> _Written instruction_
Take each line containing "shown" and report it exactly as written.
***
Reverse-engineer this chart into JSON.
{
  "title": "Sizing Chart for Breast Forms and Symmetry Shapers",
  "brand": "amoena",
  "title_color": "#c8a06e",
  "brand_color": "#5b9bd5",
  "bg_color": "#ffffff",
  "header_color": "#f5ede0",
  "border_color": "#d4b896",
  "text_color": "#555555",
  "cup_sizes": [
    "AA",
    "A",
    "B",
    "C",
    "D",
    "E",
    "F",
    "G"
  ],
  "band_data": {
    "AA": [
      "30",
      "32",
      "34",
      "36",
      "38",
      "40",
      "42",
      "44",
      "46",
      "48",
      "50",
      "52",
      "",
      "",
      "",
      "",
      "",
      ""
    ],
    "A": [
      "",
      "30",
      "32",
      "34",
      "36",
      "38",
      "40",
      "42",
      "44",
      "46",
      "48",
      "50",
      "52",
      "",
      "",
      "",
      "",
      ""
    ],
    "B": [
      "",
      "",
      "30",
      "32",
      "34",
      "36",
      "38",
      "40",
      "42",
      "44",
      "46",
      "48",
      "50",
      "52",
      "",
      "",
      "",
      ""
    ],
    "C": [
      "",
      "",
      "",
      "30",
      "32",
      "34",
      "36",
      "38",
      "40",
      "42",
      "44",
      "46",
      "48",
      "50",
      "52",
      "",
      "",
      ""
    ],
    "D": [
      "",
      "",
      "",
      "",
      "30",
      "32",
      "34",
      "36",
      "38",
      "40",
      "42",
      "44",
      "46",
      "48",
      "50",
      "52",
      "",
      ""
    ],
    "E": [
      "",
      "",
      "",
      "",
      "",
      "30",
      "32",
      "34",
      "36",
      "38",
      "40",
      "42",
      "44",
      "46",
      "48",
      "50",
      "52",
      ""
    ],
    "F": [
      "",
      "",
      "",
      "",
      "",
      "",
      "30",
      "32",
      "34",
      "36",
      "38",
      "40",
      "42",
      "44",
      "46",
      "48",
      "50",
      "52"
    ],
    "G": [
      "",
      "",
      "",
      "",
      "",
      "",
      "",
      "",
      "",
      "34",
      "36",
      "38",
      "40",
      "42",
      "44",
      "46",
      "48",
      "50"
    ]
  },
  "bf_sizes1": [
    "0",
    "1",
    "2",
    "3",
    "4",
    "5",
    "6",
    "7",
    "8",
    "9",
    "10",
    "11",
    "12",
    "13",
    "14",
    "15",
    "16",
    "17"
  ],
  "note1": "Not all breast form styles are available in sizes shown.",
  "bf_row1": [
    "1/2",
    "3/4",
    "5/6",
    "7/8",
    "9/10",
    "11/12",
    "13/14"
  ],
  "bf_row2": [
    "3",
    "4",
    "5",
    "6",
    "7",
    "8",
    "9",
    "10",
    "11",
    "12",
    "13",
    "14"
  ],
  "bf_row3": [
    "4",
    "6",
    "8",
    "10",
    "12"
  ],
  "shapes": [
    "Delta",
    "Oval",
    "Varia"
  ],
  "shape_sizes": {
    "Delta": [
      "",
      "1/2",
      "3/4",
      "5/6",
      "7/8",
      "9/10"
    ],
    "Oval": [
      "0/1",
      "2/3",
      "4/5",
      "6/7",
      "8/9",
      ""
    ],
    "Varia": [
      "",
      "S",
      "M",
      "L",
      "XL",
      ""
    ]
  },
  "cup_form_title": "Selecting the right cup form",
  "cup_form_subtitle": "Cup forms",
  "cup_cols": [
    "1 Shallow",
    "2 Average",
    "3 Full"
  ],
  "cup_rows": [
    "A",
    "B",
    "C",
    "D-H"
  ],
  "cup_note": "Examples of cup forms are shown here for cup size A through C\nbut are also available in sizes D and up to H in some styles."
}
***
> _Answer to this problem_
  "note1": "Not all breast form styles are available in sizes shown.",
  "cup_note": "Examples of cup forms are shown here for cup size A through C\nbut are also available in sizes D and up to H in some styles."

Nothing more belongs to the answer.